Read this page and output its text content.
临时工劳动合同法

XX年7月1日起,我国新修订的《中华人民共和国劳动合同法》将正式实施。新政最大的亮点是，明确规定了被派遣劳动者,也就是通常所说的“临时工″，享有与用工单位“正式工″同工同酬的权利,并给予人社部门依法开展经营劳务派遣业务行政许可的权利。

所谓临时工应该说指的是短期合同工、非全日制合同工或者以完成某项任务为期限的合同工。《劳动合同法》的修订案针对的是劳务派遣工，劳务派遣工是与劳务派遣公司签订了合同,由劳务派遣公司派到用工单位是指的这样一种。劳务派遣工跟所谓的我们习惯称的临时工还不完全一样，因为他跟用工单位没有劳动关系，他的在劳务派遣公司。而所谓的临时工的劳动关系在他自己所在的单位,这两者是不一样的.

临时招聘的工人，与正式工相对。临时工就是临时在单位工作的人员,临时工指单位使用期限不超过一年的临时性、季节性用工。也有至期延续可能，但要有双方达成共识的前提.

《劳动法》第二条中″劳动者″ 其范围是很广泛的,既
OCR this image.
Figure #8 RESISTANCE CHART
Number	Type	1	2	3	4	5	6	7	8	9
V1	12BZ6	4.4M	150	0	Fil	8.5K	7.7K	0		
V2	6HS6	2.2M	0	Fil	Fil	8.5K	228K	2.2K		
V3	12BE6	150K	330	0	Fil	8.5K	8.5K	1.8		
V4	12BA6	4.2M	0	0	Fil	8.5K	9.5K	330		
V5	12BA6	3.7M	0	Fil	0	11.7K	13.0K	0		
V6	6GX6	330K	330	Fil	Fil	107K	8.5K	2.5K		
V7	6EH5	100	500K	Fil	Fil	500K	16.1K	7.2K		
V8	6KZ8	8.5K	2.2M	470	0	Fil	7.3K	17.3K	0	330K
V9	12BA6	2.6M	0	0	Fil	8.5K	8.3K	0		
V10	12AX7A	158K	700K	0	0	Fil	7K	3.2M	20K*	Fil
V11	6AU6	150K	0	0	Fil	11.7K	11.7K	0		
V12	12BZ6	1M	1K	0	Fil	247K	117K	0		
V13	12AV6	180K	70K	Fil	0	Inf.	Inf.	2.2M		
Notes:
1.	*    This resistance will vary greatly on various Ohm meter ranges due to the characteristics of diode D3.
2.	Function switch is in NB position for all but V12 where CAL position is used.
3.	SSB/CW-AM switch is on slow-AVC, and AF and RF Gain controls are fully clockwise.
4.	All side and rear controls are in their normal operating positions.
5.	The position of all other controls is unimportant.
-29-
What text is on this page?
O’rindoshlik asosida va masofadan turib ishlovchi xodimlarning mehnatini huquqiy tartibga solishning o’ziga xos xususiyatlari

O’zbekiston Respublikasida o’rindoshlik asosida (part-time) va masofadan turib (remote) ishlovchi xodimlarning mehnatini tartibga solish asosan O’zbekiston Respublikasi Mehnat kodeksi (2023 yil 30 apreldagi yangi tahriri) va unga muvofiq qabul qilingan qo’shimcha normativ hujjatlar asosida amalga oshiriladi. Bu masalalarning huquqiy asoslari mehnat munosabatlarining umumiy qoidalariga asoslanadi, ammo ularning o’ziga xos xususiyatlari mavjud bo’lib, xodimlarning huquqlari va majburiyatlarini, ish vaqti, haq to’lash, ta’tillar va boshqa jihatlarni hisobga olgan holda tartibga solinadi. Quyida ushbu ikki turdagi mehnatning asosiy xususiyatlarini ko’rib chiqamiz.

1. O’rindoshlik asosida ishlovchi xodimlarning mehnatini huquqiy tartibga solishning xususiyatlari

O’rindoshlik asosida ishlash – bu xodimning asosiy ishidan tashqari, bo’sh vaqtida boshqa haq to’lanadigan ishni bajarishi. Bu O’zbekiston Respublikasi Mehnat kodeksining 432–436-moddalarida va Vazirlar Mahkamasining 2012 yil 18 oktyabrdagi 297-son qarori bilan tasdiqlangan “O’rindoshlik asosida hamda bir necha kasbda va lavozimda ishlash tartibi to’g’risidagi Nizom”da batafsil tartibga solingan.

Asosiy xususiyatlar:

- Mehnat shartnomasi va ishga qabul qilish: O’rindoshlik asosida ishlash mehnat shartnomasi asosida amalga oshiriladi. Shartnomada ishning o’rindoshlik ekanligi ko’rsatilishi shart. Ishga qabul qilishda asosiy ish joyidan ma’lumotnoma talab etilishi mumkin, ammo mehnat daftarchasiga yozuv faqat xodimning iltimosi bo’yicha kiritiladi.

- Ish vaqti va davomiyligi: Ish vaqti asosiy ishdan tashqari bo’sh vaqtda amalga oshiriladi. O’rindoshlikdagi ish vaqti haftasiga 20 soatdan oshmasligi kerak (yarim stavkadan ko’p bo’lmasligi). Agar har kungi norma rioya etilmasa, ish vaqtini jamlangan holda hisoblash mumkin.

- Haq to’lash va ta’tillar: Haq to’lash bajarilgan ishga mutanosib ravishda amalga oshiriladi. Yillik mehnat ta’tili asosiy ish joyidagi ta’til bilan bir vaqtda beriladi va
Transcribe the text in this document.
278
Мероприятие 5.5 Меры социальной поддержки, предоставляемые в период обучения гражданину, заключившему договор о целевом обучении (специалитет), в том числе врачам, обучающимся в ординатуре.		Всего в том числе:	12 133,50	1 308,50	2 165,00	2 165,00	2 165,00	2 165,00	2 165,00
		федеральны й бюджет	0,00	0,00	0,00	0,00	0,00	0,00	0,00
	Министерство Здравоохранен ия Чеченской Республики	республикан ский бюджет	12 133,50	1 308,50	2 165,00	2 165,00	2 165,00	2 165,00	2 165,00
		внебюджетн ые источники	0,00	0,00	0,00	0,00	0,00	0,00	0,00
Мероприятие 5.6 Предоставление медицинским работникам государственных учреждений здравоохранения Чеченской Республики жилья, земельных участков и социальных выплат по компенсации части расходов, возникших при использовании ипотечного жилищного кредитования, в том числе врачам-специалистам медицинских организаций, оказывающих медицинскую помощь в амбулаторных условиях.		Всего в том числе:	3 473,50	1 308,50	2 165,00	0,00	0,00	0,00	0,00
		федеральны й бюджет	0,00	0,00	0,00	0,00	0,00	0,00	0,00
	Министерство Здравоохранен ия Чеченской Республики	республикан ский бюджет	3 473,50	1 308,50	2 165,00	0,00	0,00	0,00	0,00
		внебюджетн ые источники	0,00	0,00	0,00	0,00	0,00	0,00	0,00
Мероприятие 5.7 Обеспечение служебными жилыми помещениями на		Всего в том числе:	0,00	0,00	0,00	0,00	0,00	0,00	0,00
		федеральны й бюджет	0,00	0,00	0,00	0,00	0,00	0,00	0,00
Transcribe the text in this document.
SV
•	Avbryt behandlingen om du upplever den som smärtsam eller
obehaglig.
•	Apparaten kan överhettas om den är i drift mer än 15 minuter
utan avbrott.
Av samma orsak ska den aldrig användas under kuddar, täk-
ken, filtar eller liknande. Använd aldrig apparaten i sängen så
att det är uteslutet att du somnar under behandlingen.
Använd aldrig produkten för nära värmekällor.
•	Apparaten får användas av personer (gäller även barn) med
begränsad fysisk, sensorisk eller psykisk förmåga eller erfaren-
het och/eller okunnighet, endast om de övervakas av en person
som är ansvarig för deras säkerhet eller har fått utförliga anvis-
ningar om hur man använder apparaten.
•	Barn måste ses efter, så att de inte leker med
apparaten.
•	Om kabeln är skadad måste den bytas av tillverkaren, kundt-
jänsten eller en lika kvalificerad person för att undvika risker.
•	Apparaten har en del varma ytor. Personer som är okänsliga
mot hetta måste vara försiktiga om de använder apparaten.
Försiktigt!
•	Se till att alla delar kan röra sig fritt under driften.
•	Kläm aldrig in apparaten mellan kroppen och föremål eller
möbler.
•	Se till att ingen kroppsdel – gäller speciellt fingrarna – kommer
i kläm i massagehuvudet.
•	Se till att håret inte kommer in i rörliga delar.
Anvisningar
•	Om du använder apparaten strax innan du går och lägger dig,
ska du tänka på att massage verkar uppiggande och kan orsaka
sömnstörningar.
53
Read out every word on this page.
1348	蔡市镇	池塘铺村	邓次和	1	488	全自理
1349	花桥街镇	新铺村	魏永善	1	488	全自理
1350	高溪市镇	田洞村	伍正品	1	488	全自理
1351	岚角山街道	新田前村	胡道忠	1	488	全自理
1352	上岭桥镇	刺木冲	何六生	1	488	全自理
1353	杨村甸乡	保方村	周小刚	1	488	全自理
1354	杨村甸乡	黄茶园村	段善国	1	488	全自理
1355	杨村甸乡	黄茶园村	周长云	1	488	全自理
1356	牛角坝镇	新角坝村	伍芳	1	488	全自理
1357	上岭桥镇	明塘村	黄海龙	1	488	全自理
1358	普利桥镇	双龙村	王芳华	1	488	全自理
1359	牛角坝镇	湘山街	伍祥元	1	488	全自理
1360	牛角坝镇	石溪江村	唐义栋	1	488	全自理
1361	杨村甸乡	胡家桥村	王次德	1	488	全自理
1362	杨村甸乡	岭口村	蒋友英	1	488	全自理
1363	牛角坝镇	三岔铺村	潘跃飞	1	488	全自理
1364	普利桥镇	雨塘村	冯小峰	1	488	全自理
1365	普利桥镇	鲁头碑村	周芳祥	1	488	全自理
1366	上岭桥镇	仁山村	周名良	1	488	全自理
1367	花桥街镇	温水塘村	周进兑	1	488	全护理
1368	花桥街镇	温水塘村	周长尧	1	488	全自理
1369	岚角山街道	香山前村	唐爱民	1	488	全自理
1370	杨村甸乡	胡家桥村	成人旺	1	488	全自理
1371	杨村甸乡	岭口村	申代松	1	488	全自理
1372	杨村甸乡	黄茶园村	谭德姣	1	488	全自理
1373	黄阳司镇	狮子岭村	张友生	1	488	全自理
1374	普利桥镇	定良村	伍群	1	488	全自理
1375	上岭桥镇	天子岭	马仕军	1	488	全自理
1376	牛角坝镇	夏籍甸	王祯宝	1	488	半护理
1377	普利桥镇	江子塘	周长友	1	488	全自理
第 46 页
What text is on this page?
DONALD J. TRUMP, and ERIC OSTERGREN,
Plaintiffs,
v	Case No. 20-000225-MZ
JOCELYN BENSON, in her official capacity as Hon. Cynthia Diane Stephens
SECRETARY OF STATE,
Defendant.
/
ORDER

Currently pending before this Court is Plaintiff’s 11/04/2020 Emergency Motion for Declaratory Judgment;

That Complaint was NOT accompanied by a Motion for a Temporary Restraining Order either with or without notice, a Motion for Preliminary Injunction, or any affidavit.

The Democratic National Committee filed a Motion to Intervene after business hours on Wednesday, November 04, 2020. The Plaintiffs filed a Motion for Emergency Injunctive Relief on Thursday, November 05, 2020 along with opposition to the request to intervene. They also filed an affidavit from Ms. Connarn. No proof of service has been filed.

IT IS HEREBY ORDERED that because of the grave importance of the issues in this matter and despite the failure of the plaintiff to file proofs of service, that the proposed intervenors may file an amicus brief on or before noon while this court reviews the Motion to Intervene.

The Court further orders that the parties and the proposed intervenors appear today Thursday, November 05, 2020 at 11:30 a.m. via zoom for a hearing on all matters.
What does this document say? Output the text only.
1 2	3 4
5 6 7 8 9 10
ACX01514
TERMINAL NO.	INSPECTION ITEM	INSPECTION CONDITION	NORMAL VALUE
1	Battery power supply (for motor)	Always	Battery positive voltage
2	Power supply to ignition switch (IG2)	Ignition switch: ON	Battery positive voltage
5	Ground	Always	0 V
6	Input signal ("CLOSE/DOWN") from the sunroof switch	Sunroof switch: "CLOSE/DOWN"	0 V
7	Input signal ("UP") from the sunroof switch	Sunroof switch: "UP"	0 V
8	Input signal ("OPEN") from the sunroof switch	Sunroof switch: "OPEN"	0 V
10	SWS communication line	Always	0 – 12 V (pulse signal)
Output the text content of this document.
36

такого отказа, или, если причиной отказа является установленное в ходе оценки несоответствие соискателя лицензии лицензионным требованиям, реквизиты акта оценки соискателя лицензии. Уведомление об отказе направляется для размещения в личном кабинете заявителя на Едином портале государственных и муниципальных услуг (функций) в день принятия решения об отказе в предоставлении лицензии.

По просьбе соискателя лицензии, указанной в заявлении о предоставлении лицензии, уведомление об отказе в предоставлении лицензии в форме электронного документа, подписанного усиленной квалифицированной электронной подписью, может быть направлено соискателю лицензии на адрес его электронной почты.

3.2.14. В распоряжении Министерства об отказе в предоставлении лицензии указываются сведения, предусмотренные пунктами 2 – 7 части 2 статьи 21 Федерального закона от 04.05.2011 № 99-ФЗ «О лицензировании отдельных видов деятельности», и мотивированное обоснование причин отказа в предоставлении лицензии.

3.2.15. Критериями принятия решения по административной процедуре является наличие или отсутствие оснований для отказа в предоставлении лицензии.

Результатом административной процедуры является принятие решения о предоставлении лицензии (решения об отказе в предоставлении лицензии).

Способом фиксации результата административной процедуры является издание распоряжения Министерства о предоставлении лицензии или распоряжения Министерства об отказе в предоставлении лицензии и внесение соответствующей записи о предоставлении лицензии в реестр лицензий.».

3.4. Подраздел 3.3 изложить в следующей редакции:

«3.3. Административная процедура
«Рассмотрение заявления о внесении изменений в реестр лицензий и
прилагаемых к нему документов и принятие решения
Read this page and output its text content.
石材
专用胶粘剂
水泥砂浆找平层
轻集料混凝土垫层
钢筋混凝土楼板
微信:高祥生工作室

**SHORT EXERCISE**
From the records above, pull out every line containing the word "ский".

**EXERCISE RESULT**
	Министерство Здравоохранен ия Чеченской Республики	республикан ский бюджет	12 133,50	1 308,50	2 165,00	2 165,00	2 165,00	2 165,00	2 165,00
	Министерство Здравоохранен ия Чеченской Республики	республикан ский бюджет	3 473,50	1 308,50	2 165,00	0,00	0,00	0,00	0,00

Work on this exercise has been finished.